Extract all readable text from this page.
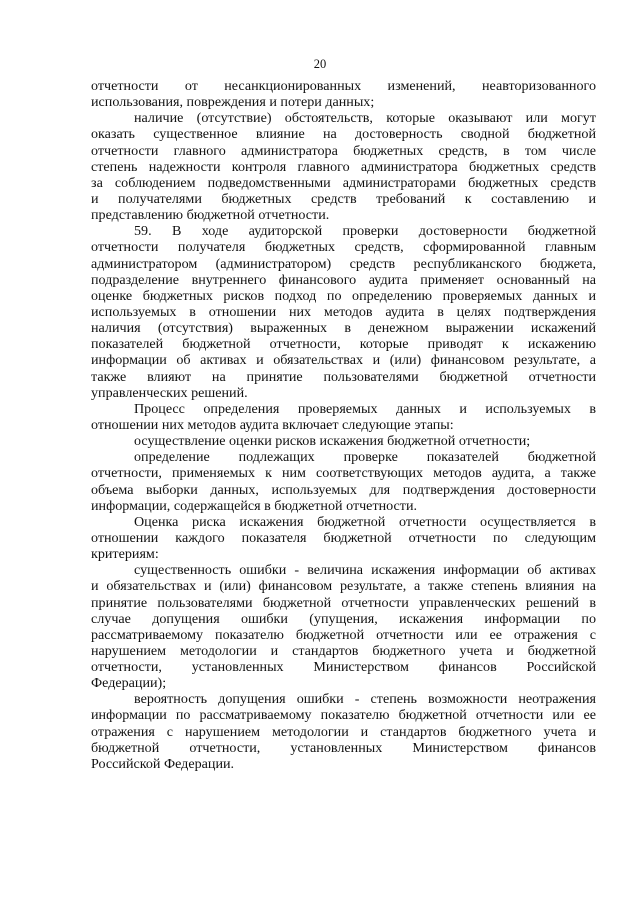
20
отчетности от несанкционированных изменений, неавторизованного
использования, повреждения и потери данных;
наличие (отсутствие) обстоятельств, которые оказывают или могут
оказать существенное влияние на достоверность сводной бюджетной
отчетности главного администратора бюджетных средств, в том числе
степень надежности контроля главного администратора бюджетных средств
за соблюдением подведомственными администраторами бюджетных средств
и получателями бюджетных средств требований к составлению и
представлению бюджетной отчетности.
59. В ходе аудиторской проверки достоверности бюджетной
отчетности получателя бюджетных средств, сформированной главным
администратором (администратором) средств республиканского бюджета,
подразделение внутреннего финансового аудита применяет основанный на
оценке бюджетных рисков подход по определению проверяемых данных и
используемых в отношении них методов аудита в целях подтверждения
наличия (отсутствия) выраженных в денежном выражении искажений
показателей бюджетной отчетности, которые приводят к искажению
информации об активах и обязательствах и (или) финансовом результате, а
также влияют на принятие пользователями бюджетной отчетности
управленческих решений.
Процесс определения проверяемых данных и используемых в
отношении них методов аудита включает следующие этапы:
осуществление оценки рисков искажения бюджетной отчетности;
определение подлежащих проверке показателей бюджетной
отчетности, применяемых к ним соответствующих методов аудита, а также
объема выборки данных, используемых для подтверждения достоверности
информации, содержащейся в бюджетной отчетности.
Оценка риска искажения бюджетной отчетности осуществляется в
отношении каждого показателя бюджетной отчетности по следующим
критериям:
существенность ошибки - величина искажения информации об активах
и обязательствах и (или) финансовом результате, а также степень влияния на
принятие пользователями бюджетной отчетности управленческих решений в
случае допущения ошибки (упущения, искажения информации по
рассматриваемому показателю бюджетной отчетности или ее отражения с
нарушением методологии и стандартов бюджетного учета и бюджетной
отчетности, установленных Министерством финансов Российской
Федерации);
вероятность допущения ошибки - степень возможности неотражения
информации по рассматриваемому показателю бюджетной отчетности или ее
отражения с нарушением методологии и стандартов бюджетного учета и
бюджетной отчетности, установленных Министерством финансов
Российской Федерации.
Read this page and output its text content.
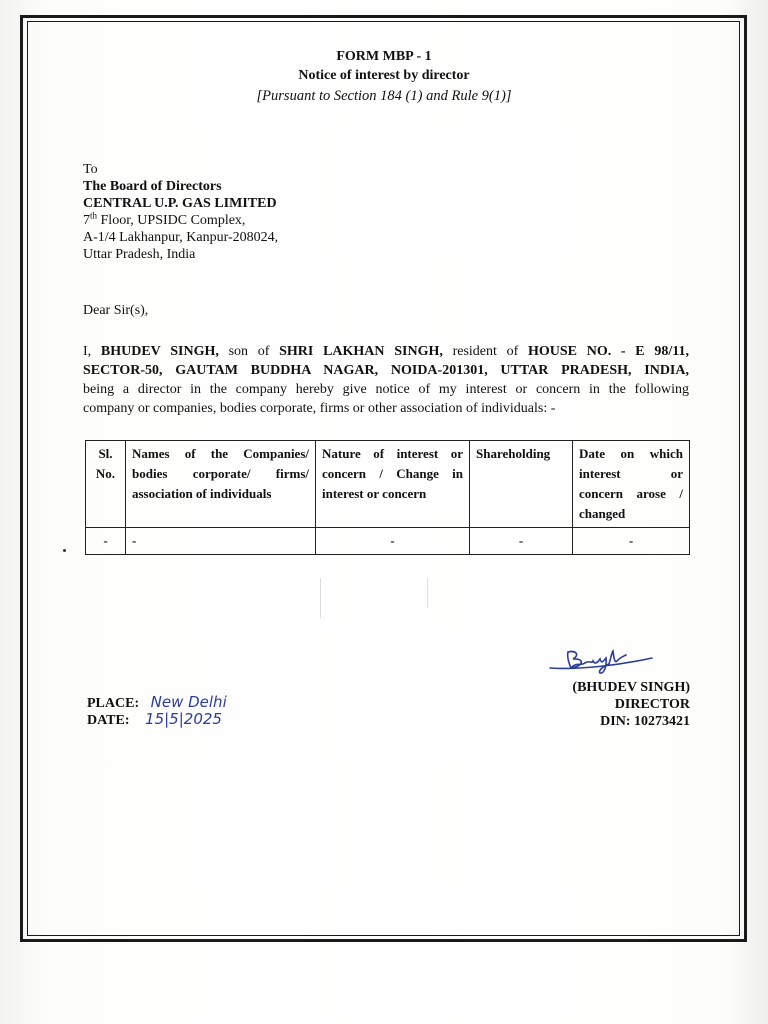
FORM MBP - 1
Notice of interest by director
[Pursuant to Section 184 (1) and Rule 9(1)]
To
The Board of Directors
CENTRAL U.P. GAS LIMITED
7th Floor, UPSIDC Complex,
A-1/4 Lakhanpur, Kanpur-208024,
Uttar Pradesh, India
Dear Sir(s),
I, BHUDEV SINGH, son of SHRI LAKHAN SINGH, resident of HOUSE NO. - E 98/11,
SECTOR-50, GAUTAM BUDDHA NAGAR, NOIDA-201301, UTTAR PRADESH, INDIA,
being a director in the company hereby give notice of my interest or concern in the following
company or companies, bodies corporate, firms or other association of individuals: -
Sl. No.	Names of the Companies/ bodies corporate/ firms/ association of individuals	Nature of interest or concern / Change in interest or concern	Shareholding	Date on which interest or concern arose / changed
-	-	-	-	-
(BHUDEV SINGH)
DIRECTOR
DIN: 10273421
PLACE: New Delhi
DATE: 15|5|2025
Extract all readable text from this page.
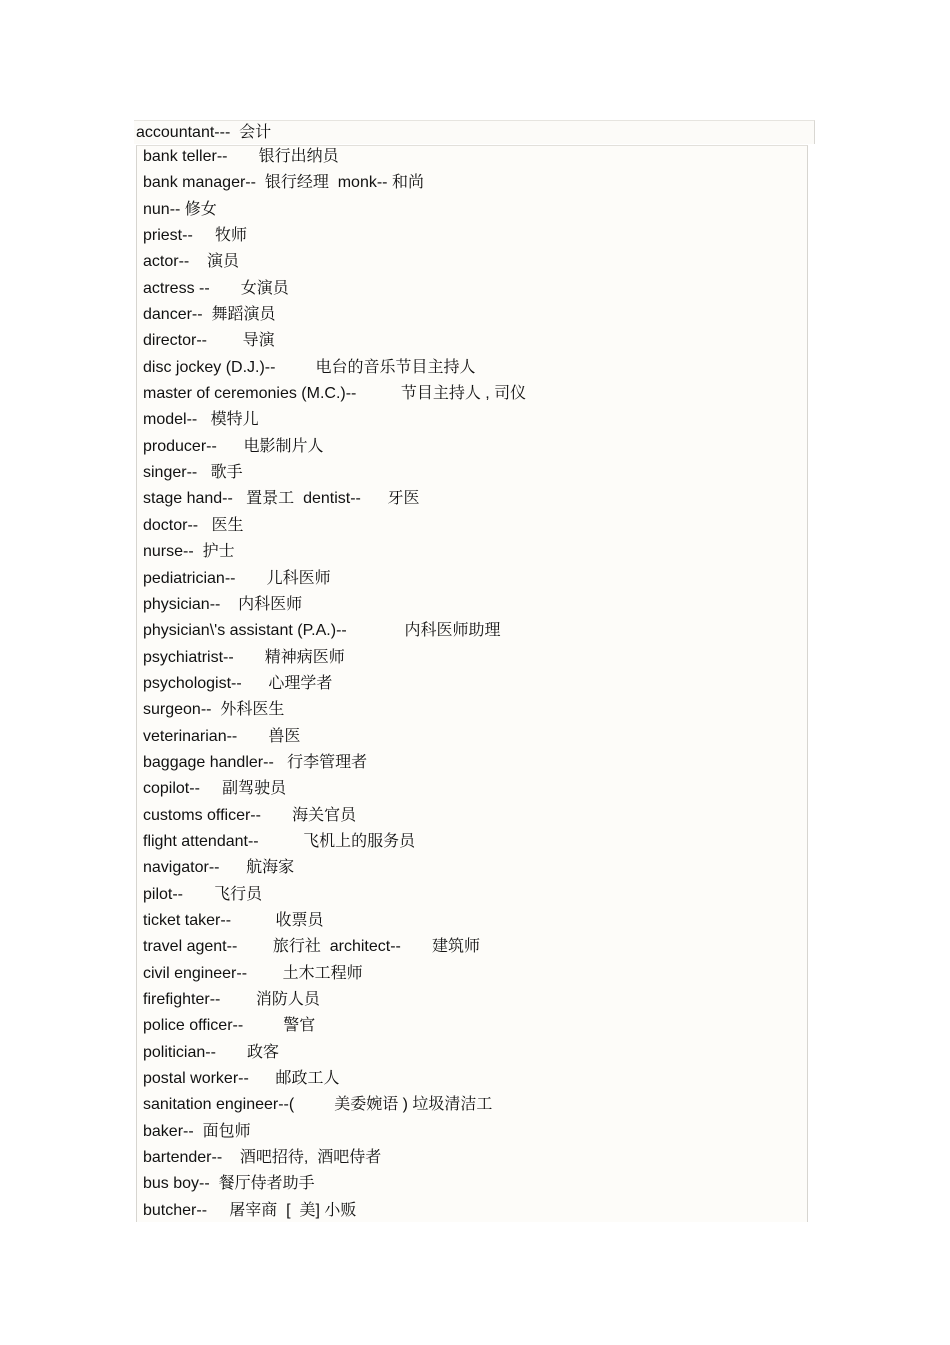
accountant---  会计
bank teller--       银行出纳员
bank manager--  银行经理  monk-- 和尚
nun-- 修女
priest--     牧师
actor--    演员
actress --       女演员
dancer--  舞蹈演员
director--        导演
disc jockey (D.J.)--         电台的音乐节目主持人
master of ceremonies (M.C.)--          节目主持人 , 司仪
model--   模特儿
producer--      电影制片人
singer--   歌手
stage hand--   置景工  dentist--      牙医
doctor--   医生
nurse--  护士
pediatrician--       儿科医师
physician--    内科医师
physician\'s assistant (P.A.)--             内科医师助理
psychiatrist--       精神病医师
psychologist--      心理学者
surgeon--  外科医生
veterinarian--       兽医
baggage handler--   行李管理者
copilot--     副驾驶员
customs officer--       海关官员
flight attendant--          飞机上的服务员
navigator--      航海家
pilot--       飞行员
ticket taker--          收票员
travel agent--        旅行社  architect--       建筑师
civil engineer--        土木工程师
firefighter--        消防人员
police officer--         警官
politician--       政客
postal worker--      邮政工人
sanitation engineer--(         美委婉语 ) 垃圾清洁工
baker--  面包师
bartender--    酒吧招待,  酒吧侍者
bus boy--  餐厅侍者助手
butcher--     屠宰商  [  美] 小贩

▸ WHAT THE TASK ASKS
What is the number of lines in the records that contain the word "методов"? Answer with the number and nothing else.

▸ CORRECT ANSWER
3